Pictures excluded, copy word for word the lines from the one holding "Output a JSON" through the last line below.

===

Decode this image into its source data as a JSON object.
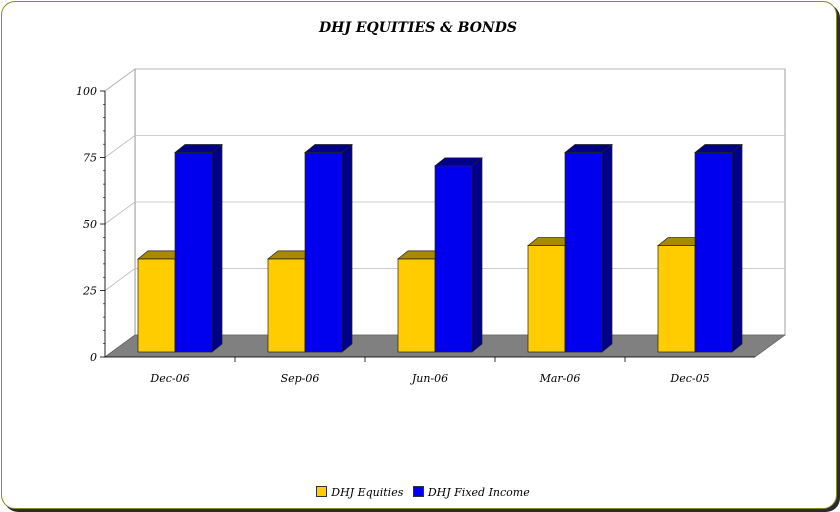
{
  "chart_data": {
    "type": "bar",
    "title": "DHJ EQUITIES & BONDS",
    "categories": [
      "Dec-06",
      "Sep-06",
      "Jun-06",
      "Mar-06",
      "Dec-05"
    ],
    "series": [
      {
        "name": "DHJ Equities",
        "values": [
          35,
          35,
          35,
          40,
          40
        ],
        "color": "#ffcc00",
        "side_color": "#a88a00"
      },
      {
        "name": "DHJ Fixed Income",
        "values": [
          75,
          75,
          70,
          75,
          75
        ],
        "color": "#0000ee",
        "side_color": "#000088"
      }
    ],
    "ylim": [
      0,
      100
    ],
    "yticks": [
      0,
      25,
      50,
      75,
      100
    ],
    "grid": true,
    "legend_position": "bottom",
    "floor_color": "#808080"
  }
}
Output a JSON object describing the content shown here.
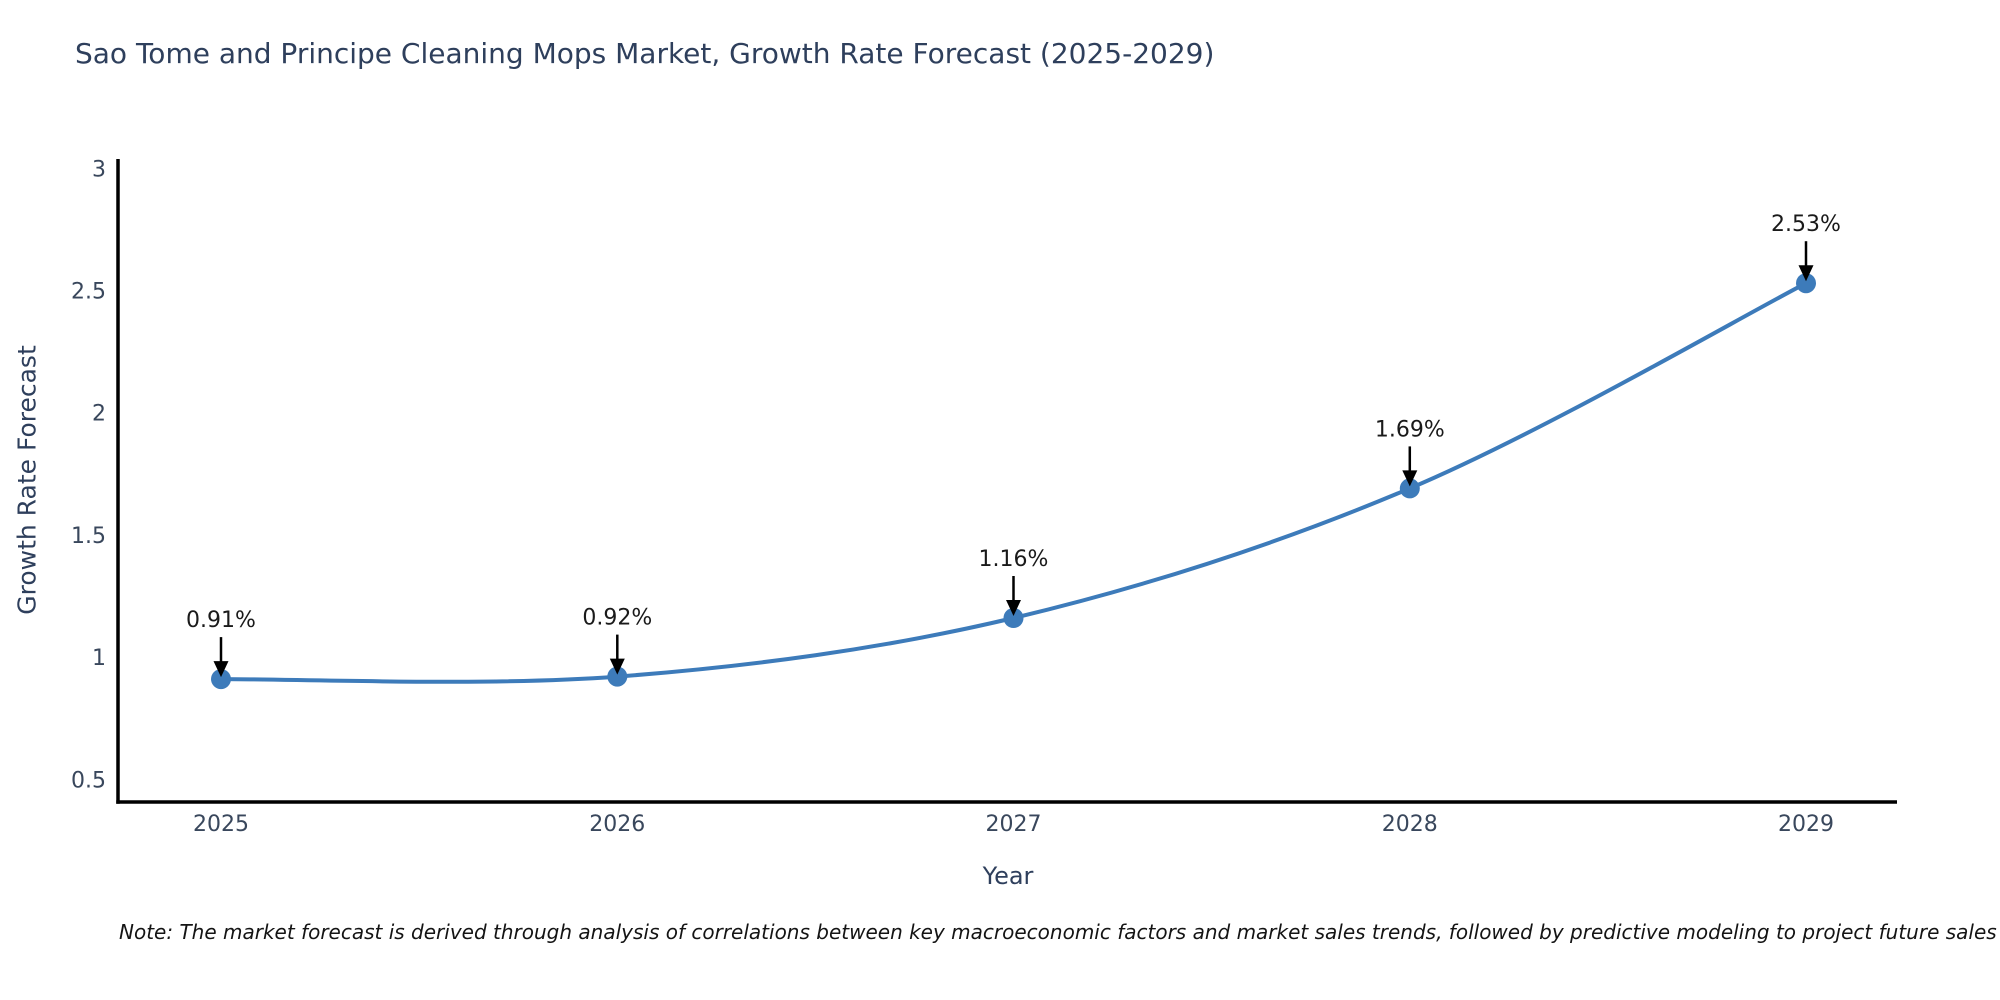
{
  "chart_data": {
    "type": "line",
    "title": "Sao Tome and Principe Cleaning Mops Market, Growth Rate Forecast (2025-2029)",
    "xlabel": "Year",
    "ylabel": "Growth Rate Forecast",
    "x": [
      "2025",
      "2026",
      "2027",
      "2028",
      "2029"
    ],
    "series": [
      {
        "name": "Growth Rate Forecast",
        "values": [
          0.91,
          0.92,
          1.16,
          1.69,
          2.53
        ]
      }
    ],
    "data_labels": [
      "0.91%",
      "0.92%",
      "1.16%",
      "1.69%",
      "2.53%"
    ],
    "ylim": [
      0.407,
      3.038
    ],
    "yticks": [
      "0.5",
      "1",
      "1.5",
      "2",
      "2.5",
      "3"
    ],
    "ytick_values": [
      0.5,
      1,
      1.5,
      2,
      2.5,
      3
    ],
    "grid": false,
    "legend": "none",
    "line_color": "#3d7bba",
    "marker_color": "#3d7bba",
    "axis_color": "#000000",
    "annotation_color": "#000000",
    "text_color": "#2e3f5c"
  },
  "note": "Note: The market forecast is derived through analysis of correlations between key macroeconomic factors and market sales trends, followed by predictive modeling to project future sales"
}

===

Completed exercise:
Output a JSON object describing the content shown here.
{
  "chart_data": {
    "type": "line",
    "title": "Sao Tome and Principe Cleaning Mops Market, Growth Rate Forecast (2025-2029)",
    "xlabel": "Year",
    "ylabel": "Growth Rate Forecast",
    "x": [
      "2025",
      "2026",
      "2027",
      "2028",
      "2029"
    ],
    "series": [
      {
        "name": "Growth Rate Forecast",
        "values": [
          0.91,
          0.92,
          1.16,
          1.69,
          2.53
        ]
      }
    ],
    "data_labels": [
      "0.91%",
      "0.92%",
      "1.16%",
      "1.69%",
      "2.53%"
    ],
    "ylim": [
      0.407,
      3.038
    ],
    "yticks": [
      "0.5",
      "1",
      "1.5",
      "2",
      "2.5",
      "3"
    ],
    "ytick_values": [
      0.5,
      1,
      1.5,
      2,
      2.5,
      3
    ],
    "grid": false,
    "legend": "none",
    "line_color": "#3d7bba",
    "marker_color": "#3d7bba",
    "axis_color": "#000000",
    "annotation_color": "#000000",
    "text_color": "#2e3f5c"
  },
  "note": "Note: The market forecast is derived through analysis of correlations between key macroeconomic factors and market sales trends, followed by predictive modeling to project future sales"
}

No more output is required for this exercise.